Reproduce the data in its entirety, exactly as supplied.

** BEGIN RECORDS FOR THIS EXERCISE **

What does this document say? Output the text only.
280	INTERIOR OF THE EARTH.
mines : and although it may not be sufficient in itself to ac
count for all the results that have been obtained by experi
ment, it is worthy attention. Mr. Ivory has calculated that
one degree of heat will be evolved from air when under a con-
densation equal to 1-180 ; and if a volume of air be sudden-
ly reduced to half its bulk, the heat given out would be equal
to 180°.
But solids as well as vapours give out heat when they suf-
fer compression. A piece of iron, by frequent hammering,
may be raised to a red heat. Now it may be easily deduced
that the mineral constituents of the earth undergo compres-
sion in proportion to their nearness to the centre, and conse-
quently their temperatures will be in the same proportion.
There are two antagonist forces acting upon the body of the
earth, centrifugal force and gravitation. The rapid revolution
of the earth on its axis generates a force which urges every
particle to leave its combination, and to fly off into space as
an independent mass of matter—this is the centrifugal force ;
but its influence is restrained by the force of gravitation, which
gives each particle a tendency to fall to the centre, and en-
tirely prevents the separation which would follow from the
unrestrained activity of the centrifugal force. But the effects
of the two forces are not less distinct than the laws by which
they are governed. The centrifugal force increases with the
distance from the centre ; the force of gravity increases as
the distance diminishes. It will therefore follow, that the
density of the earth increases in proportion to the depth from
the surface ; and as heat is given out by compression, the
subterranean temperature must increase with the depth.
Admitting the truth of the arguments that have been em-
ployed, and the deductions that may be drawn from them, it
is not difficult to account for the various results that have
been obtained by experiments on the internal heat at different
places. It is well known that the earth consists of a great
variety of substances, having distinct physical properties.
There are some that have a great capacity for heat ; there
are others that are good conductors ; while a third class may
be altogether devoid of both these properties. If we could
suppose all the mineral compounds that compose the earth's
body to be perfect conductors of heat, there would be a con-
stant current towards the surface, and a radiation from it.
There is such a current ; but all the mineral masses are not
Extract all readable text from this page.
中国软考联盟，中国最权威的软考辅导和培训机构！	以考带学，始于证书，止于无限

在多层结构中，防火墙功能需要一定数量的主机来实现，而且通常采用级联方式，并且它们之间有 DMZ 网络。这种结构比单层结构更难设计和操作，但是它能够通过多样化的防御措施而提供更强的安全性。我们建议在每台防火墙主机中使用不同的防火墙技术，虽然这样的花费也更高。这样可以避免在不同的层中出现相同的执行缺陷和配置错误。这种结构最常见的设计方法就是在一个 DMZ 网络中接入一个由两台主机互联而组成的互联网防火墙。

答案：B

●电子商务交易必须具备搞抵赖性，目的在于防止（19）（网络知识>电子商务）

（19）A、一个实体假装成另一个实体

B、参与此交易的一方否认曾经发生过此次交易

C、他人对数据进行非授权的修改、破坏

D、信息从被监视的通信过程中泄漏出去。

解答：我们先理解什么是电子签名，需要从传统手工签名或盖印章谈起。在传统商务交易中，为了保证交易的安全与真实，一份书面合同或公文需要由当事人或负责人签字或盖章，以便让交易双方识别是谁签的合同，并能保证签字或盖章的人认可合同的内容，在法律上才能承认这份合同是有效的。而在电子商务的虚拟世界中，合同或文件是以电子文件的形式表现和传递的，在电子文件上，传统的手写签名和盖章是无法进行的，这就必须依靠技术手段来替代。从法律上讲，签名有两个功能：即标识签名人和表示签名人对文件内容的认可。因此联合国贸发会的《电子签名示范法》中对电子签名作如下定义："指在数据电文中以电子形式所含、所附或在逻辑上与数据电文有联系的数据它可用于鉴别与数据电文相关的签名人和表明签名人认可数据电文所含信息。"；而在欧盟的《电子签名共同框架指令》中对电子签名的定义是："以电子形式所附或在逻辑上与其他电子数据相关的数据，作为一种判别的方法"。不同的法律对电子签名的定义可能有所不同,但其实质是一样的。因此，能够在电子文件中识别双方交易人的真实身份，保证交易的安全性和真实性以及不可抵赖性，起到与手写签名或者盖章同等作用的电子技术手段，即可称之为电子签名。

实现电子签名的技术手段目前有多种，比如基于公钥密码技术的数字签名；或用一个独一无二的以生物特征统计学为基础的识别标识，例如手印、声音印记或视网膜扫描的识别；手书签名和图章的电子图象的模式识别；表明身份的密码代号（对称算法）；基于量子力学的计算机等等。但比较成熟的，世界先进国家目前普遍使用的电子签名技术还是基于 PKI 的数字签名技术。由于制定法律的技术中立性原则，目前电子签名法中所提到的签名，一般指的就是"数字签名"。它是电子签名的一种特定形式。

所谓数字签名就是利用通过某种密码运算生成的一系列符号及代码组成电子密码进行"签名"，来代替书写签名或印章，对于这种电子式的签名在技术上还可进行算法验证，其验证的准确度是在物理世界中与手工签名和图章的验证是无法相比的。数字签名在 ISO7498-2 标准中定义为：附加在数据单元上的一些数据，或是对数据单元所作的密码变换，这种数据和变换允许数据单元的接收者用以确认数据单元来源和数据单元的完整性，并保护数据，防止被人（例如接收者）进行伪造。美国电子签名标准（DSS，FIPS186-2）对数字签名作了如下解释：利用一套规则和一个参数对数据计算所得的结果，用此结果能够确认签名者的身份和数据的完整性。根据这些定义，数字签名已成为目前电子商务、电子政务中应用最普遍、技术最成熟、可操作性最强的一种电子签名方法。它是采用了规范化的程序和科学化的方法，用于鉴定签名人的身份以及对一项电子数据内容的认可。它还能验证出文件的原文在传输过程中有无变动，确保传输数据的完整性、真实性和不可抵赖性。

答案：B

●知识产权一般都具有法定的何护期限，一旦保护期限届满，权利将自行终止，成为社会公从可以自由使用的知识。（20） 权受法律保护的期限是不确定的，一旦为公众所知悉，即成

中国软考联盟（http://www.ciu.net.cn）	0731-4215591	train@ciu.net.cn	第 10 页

** END RECORDS FOR THIS EXERCISE **

ANSWER FOR THIS EXERCISE:
What does this document say? Output the text only.
280	INTERIOR OF THE EARTH.
mines : and although it may not be sufficient in itself to ac
count for all the results that have been obtained by experi
ment, it is worthy attention. Mr. Ivory has calculated that
one degree of heat will be evolved from air when under a con-
densation equal to 1-180 ; and if a volume of air be sudden-
ly reduced to half its bulk, the heat given out would be equal
to 180°.
But solids as well as vapours give out heat when they suf-
fer compression. A piece of iron, by frequent hammering,
may be raised to a red heat. Now it may be easily deduced
that the mineral constituents of the earth undergo compres-
sion in proportion to their nearness to the centre, and conse-
quently their temperatures will be in the same proportion.
There are two antagonist forces acting upon the body of the
earth, centrifugal force and gravitation. The rapid revolution
of the earth on its axis generates a force which urges every
particle to leave its combination, and to fly off into space as
an independent mass of matter—this is the centrifugal force ;
but its influence is restrained by the force of gravitation, which
gives each particle a tendency to fall to the centre, and en-
tirely prevents the separation which would follow from the
unrestrained activity of the centrifugal force. But the effects
of the two forces are not less distinct than the laws by which
they are governed. The centrifugal force increases with the
distance from the centre ; the force of gravity increases as
the distance diminishes. It will therefore follow, that the
density of the earth increases in proportion to the depth from
the surface ; and as heat is given out by compression, the
subterranean temperature must increase with the depth.
Admitting the truth of the arguments that have been em-
ployed, and the deductions that may be drawn from them, it
is not difficult to account for the various results that have
been obtained by experiments on the internal heat at different
places. It is well known that the earth consists of a great
variety of substances, having distinct physical properties.
There are some that have a great capacity for heat ; there
are others that are good conductors ; while a third class may
be altogether devoid of both these properties. If we could
suppose all the mineral compounds that compose the earth's
body to be perfect conductors of heat, there would be a con-
stant current towards the surface, and a radiation from it.
There is such a current ; but all the mineral masses are not
Extract all readable text from this page.
中国软考联盟，中国最权威的软考辅导和培训机构！	以考带学，始于证书，止于无限

在多层结构中，防火墙功能需要一定数量的主机来实现，而且通常采用级联方式，并且它们之间有 DMZ 网络。这种结构比单层结构更难设计和操作，但是它能够通过多样化的防御措施而提供更强的安全性。我们建议在每台防火墙主机中使用不同的防火墙技术，虽然这样的花费也更高。这样可以避免在不同的层中出现相同的执行缺陷和配置错误。这种结构最常见的设计方法就是在一个 DMZ 网络中接入一个由两台主机互联而组成的互联网防火墙。

答案：B

●电子商务交易必须具备搞抵赖性，目的在于防止（19）（网络知识>电子商务）

（19）A、一个实体假装成另一个实体

B、参与此交易的一方否认曾经发生过此次交易

C、他人对数据进行非授权的修改、破坏

D、信息从被监视的通信过程中泄漏出去。

解答：我们先理解什么是电子签名，需要从传统手工签名或盖印章谈起。在传统商务交易中，为了保证交易的安全与真实，一份书面合同或公文需要由当事人或负责人签字或盖章，以便让交易双方识别是谁签的合同，并能保证签字或盖章的人认可合同的内容，在法律上才能承认这份合同是有效的。而在电子商务的虚拟世界中，合同或文件是以电子文件的形式表现和传递的，在电子文件上，传统的手写签名和盖章是无法进行的，这就必须依靠技术手段来替代。从法律上讲，签名有两个功能：即标识签名人和表示签名人对文件内容的认可。因此联合国贸发会的《电子签名示范法》中对电子签名作如下定义："指在数据电文中以电子形式所含、所附或在逻辑上与数据电文有联系的数据它可用于鉴别与数据电文相关的签名人和表明签名人认可数据电文所含信息。"；而在欧盟的《电子签名共同框架指令》中对电子签名的定义是："以电子形式所附或在逻辑上与其他电子数据相关的数据，作为一种判别的方法"。不同的法律对电子签名的定义可能有所不同,但其实质是一样的。因此，能够在电子文件中识别双方交易人的真实身份，保证交易的安全性和真实性以及不可抵赖性，起到与手写签名或者盖章同等作用的电子技术手段，即可称之为电子签名。

实现电子签名的技术手段目前有多种，比如基于公钥密码技术的数字签名；或用一个独一无二的以生物特征统计学为基础的识别标识，例如手印、声音印记或视网膜扫描的识别；手书签名和图章的电子图象的模式识别；表明身份的密码代号（对称算法）；基于量子力学的计算机等等。但比较成熟的，世界先进国家目前普遍使用的电子签名技术还是基于 PKI 的数字签名技术。由于制定法律的技术中立性原则，目前电子签名法中所提到的签名，一般指的就是"数字签名"。它是电子签名的一种特定形式。

所谓数字签名就是利用通过某种密码运算生成的一系列符号及代码组成电子密码进行"签名"，来代替书写签名或印章，对于这种电子式的签名在技术上还可进行算法验证，其验证的准确度是在物理世界中与手工签名和图章的验证是无法相比的。数字签名在 ISO7498-2 标准中定义为：附加在数据单元上的一些数据，或是对数据单元所作的密码变换，这种数据和变换允许数据单元的接收者用以确认数据单元来源和数据单元的完整性，并保护数据，防止被人（例如接收者）进行伪造。美国电子签名标准（DSS，FIPS186-2）对数字签名作了如下解释：利用一套规则和一个参数对数据计算所得的结果，用此结果能够确认签名者的身份和数据的完整性。根据这些定义，数字签名已成为目前电子商务、电子政务中应用最普遍、技术最成熟、可操作性最强的一种电子签名方法。它是采用了规范化的程序和科学化的方法，用于鉴定签名人的身份以及对一项电子数据内容的认可。它还能验证出文件的原文在传输过程中有无变动，确保传输数据的完整性、真实性和不可抵赖性。

答案：B

●知识产权一般都具有法定的何护期限，一旦保护期限届满，权利将自行终止，成为社会公从可以自由使用的知识。（20） 权受法律保护的期限是不确定的，一旦为公众所知悉，即成

中国软考联盟（http://www.ciu.net.cn）	0731-4215591	train@ciu.net.cn	第 10 页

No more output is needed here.